DESCRIPTION OF THE TASK: Identify and pull out each line of the entries in which "title" occurs.

DATA SHOWN:
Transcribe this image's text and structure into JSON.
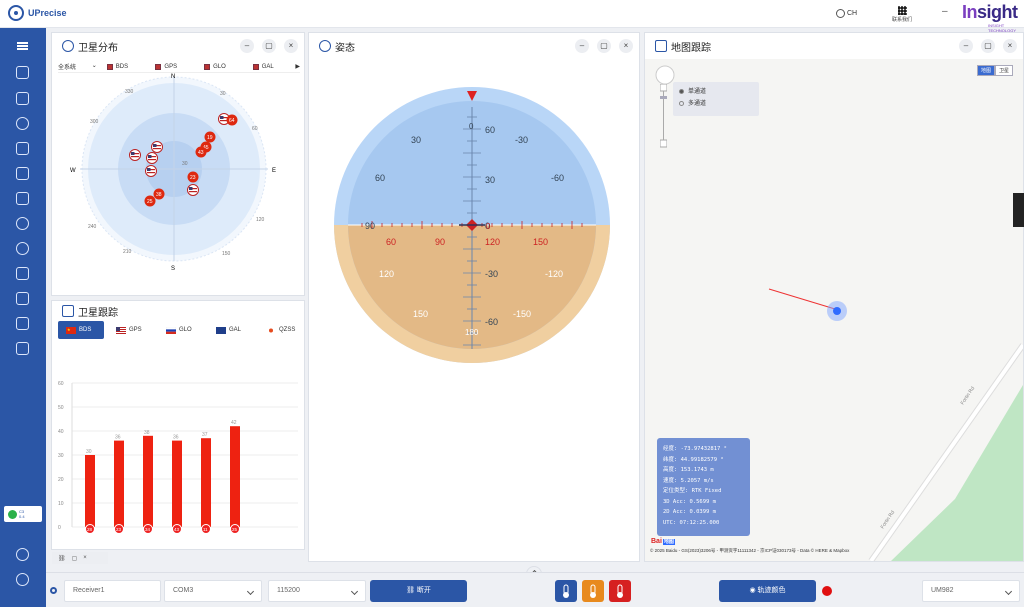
{
  "app": {
    "title": "UPrecise",
    "lang": "CH",
    "qr_label": "联系我们",
    "brand_prefix": "In",
    "brand_suffix": "sight",
    "brand_sub": "INSIGHT TECHNOLOGY",
    "min_icon": "–"
  },
  "sidebar": {
    "badge": {
      "line1": "C3",
      "line2": "0.4"
    }
  },
  "sat_dist": {
    "title": "卫星分布",
    "selector": "全系统",
    "systems": [
      "BDS",
      "GPS",
      "GLO",
      "GAL"
    ],
    "compass": {
      "N": "N",
      "E": "E",
      "S": "S",
      "W": "W"
    },
    "angles": [
      "330",
      "30",
      "300",
      "60",
      "240",
      "120",
      "210",
      "150"
    ],
    "elev": "30",
    "sats": [
      {
        "sys": "gps",
        "label": ""
      },
      {
        "sys": "bds",
        "label": "64"
      },
      {
        "sys": "bds",
        "label": "19"
      },
      {
        "sys": "bds",
        "label": "45"
      },
      {
        "sys": "bds",
        "label": "43"
      },
      {
        "sys": "gps",
        "label": ""
      },
      {
        "sys": "gps",
        "label": ""
      },
      {
        "sys": "gps",
        "label": ""
      },
      {
        "sys": "gps",
        "label": ""
      },
      {
        "sys": "bds",
        "label": "23"
      },
      {
        "sys": "gps",
        "label": ""
      },
      {
        "sys": "bds",
        "label": "38"
      },
      {
        "sys": "bds",
        "label": "25"
      }
    ]
  },
  "attitude": {
    "title": "姿态",
    "pitch_labels": [
      "0",
      "30",
      "60",
      "90",
      "120",
      "150",
      "180",
      "-30",
      "-60",
      "-90",
      "-120",
      "-150"
    ],
    "roll_labels": [
      "30",
      "-30",
      "60",
      "-60",
      "90",
      "-90",
      "120",
      "-120",
      "150",
      "-150"
    ],
    "heading_labels": [
      "60",
      "90",
      "120",
      "150",
      "0"
    ]
  },
  "sat_track": {
    "title": "卫星跟踪",
    "tabs": [
      "BDS",
      "GPS",
      "GLO",
      "GAL",
      "QZSS",
      "S"
    ],
    "active_tab": 0,
    "chart_data": {
      "type": "bar",
      "categories": [
        "28",
        "23",
        "34",
        "43",
        "11",
        "25"
      ],
      "values": [
        30,
        36,
        38,
        36,
        37,
        42
      ],
      "ylim": [
        0,
        60
      ],
      "yticks": [
        "0",
        "10",
        "20",
        "30",
        "40",
        "50",
        "60"
      ],
      "bar_color": "#ee2211"
    }
  },
  "map": {
    "title": "地图跟踪",
    "types": [
      "地图",
      "卫星"
    ],
    "modes": [
      "单通道",
      "多通道"
    ],
    "info": [
      "经度: -73.97432817 °",
      "纬度: 44.99182579 °",
      "高度: 153.1743 m",
      "速度: 5.2057 m/s",
      "定位类型: RTK Fixed",
      "3D Acc: 0.5699 m",
      "2D Acc: 0.0399 m",
      "UTC: 07:12:25.000"
    ],
    "road": "Fortin Rd",
    "baidu": "Bai",
    "baidu_suffix": "地图",
    "footer": "© 2025 Baidu - GS(2023)3206号 - 甲测资字11111342 - 京ICP证030173号 - Data © HERE & Mapbox"
  },
  "bottom": {
    "receiver": "Receiver1",
    "port": "COM3",
    "baud": "115200",
    "connect_label": "断开",
    "track_color_label": "轨迹颜色",
    "device": "UM982",
    "track_color": "#e01010"
  },
  "colors": {
    "primary": "#2b56a6",
    "sky": "#a7c9f0",
    "ground": "#e3b986",
    "bar": "#ee2211"
  }
}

THE REPLY:
    "title": "UPrecise",
    "title": "卫星分布",
    "title": "姿态",
    "title": "卫星跟踪",
    "title": "地图跟踪",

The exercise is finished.